Requirement :: Count the lines below that contain the word "SCRBOARD", and report only that number.

Provided data ::
--- --- ---
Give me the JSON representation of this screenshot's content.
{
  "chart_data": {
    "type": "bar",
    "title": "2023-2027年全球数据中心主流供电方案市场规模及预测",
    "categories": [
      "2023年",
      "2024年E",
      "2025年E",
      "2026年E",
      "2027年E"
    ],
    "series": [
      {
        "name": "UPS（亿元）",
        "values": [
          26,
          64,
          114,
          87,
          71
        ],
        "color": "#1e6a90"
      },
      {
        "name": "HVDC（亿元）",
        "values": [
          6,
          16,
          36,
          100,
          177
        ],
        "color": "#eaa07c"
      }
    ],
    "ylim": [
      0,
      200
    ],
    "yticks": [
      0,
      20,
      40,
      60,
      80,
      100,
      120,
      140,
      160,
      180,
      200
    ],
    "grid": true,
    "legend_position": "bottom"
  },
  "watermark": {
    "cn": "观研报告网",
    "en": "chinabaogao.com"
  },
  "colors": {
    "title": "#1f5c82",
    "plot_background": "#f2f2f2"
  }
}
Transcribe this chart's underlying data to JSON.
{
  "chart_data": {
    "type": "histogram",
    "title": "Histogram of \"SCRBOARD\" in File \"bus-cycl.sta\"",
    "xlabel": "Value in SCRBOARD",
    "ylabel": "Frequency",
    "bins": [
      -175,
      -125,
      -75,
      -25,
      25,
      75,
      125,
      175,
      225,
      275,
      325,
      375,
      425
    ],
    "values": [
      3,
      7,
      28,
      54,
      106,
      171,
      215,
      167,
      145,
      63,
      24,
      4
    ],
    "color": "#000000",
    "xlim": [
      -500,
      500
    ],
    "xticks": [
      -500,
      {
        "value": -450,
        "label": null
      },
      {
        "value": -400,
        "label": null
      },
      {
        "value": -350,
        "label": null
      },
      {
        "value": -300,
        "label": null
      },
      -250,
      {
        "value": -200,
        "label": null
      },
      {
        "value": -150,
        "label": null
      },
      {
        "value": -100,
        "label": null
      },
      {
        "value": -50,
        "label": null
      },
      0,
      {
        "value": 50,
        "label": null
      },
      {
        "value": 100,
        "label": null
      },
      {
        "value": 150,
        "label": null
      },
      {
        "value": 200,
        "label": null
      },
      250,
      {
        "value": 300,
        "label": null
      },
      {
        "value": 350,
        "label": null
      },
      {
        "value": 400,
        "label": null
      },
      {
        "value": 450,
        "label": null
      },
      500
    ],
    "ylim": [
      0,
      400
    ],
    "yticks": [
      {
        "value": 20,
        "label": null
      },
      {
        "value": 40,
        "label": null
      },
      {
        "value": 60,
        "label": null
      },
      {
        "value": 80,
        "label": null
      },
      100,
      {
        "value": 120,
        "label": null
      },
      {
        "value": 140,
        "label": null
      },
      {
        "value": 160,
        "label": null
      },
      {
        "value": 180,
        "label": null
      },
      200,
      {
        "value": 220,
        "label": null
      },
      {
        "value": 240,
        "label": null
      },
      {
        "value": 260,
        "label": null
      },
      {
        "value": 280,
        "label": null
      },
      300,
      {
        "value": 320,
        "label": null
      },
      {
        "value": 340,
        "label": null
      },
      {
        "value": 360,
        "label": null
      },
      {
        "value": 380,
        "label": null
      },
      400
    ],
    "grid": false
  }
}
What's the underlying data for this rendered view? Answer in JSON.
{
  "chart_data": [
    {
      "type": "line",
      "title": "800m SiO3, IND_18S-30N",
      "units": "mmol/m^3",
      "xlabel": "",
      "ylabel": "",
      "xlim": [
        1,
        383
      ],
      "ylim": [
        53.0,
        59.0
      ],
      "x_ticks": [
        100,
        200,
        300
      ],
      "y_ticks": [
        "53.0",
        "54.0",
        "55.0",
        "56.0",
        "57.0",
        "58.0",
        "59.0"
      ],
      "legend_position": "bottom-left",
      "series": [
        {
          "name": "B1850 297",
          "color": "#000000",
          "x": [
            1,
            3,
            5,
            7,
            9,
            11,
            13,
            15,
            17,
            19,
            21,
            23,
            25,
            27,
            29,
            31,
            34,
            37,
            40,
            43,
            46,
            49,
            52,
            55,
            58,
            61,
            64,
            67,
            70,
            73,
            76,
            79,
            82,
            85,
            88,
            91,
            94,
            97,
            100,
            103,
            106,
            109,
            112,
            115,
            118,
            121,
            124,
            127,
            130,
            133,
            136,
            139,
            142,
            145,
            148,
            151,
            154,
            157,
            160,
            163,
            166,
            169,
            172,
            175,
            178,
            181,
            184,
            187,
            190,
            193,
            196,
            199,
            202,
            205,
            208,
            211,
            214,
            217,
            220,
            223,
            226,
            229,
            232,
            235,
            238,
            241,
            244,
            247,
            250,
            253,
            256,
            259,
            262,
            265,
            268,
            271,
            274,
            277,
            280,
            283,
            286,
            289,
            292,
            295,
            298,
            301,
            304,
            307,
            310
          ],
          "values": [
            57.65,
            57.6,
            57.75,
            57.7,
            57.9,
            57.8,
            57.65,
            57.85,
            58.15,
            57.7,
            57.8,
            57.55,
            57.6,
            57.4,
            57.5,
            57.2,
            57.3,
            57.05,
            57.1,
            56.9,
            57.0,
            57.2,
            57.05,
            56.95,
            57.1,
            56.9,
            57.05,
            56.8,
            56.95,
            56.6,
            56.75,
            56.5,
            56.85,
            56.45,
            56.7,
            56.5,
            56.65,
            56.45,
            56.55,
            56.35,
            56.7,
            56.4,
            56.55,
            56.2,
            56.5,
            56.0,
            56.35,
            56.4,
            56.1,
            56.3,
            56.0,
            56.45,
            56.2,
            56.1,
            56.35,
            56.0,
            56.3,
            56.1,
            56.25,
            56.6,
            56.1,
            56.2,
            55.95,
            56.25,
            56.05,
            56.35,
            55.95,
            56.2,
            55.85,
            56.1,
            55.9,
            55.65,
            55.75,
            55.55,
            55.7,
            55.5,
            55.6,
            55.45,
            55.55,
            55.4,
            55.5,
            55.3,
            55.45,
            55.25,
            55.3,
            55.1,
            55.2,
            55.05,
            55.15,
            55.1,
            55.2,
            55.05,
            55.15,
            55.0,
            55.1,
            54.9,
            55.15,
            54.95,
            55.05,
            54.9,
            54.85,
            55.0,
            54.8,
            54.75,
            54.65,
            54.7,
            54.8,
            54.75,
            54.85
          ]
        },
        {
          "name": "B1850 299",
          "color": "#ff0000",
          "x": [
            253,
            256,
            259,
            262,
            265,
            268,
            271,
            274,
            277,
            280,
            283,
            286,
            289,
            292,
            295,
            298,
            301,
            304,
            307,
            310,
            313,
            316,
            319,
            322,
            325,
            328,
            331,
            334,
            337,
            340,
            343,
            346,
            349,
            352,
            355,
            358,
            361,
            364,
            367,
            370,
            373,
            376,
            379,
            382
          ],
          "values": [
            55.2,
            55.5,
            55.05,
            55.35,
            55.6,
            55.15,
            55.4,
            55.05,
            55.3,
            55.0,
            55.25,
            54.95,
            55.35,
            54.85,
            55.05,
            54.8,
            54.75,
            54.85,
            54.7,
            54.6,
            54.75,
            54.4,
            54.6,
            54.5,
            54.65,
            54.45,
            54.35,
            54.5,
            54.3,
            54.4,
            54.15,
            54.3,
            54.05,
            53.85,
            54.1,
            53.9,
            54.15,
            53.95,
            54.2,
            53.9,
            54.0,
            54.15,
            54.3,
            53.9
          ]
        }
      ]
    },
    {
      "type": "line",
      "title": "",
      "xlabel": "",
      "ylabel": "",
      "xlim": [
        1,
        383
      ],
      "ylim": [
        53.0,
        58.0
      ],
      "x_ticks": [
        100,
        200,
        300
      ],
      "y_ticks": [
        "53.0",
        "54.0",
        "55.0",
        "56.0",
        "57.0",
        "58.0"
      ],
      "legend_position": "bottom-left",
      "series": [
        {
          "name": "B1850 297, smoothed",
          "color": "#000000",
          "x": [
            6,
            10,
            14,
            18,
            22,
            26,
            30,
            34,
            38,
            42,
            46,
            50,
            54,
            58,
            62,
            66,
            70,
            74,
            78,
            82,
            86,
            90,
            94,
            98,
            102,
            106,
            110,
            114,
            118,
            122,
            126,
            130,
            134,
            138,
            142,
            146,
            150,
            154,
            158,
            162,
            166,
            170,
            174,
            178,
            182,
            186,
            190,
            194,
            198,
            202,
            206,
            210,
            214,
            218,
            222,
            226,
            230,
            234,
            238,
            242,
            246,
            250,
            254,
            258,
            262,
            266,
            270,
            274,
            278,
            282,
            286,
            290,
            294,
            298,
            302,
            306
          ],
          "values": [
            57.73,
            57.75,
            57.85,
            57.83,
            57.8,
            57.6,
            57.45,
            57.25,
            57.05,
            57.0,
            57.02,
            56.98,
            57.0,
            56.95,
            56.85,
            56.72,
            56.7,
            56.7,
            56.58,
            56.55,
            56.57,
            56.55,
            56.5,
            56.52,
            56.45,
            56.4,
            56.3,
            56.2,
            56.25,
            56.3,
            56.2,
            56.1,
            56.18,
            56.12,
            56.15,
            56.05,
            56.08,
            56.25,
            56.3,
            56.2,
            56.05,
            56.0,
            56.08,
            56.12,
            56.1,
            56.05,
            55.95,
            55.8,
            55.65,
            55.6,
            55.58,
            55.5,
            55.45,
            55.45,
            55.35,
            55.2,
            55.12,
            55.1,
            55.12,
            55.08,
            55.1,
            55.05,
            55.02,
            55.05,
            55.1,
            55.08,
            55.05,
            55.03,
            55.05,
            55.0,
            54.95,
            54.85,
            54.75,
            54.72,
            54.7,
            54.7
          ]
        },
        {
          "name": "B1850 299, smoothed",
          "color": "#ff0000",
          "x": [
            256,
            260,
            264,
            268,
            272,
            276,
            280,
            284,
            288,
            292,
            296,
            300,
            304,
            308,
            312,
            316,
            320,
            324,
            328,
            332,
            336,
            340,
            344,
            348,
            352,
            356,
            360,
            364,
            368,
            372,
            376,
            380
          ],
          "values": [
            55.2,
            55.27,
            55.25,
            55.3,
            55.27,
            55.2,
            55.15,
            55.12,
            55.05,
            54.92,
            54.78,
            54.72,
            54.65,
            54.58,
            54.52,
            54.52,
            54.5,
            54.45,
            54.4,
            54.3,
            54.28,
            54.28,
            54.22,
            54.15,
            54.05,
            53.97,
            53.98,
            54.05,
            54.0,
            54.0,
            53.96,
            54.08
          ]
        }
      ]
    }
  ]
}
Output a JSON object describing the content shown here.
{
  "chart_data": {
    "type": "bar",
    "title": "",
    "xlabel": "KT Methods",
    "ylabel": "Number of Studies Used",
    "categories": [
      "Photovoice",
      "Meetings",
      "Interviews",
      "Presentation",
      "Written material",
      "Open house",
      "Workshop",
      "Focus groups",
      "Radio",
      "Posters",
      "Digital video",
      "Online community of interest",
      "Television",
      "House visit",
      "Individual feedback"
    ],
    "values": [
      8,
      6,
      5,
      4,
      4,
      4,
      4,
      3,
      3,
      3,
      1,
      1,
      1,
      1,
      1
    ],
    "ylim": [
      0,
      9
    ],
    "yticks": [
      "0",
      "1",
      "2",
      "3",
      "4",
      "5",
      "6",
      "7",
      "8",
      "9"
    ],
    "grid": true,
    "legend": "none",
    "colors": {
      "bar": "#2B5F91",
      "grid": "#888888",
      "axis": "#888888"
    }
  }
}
--- --- ---
Solution to the exercise :: 2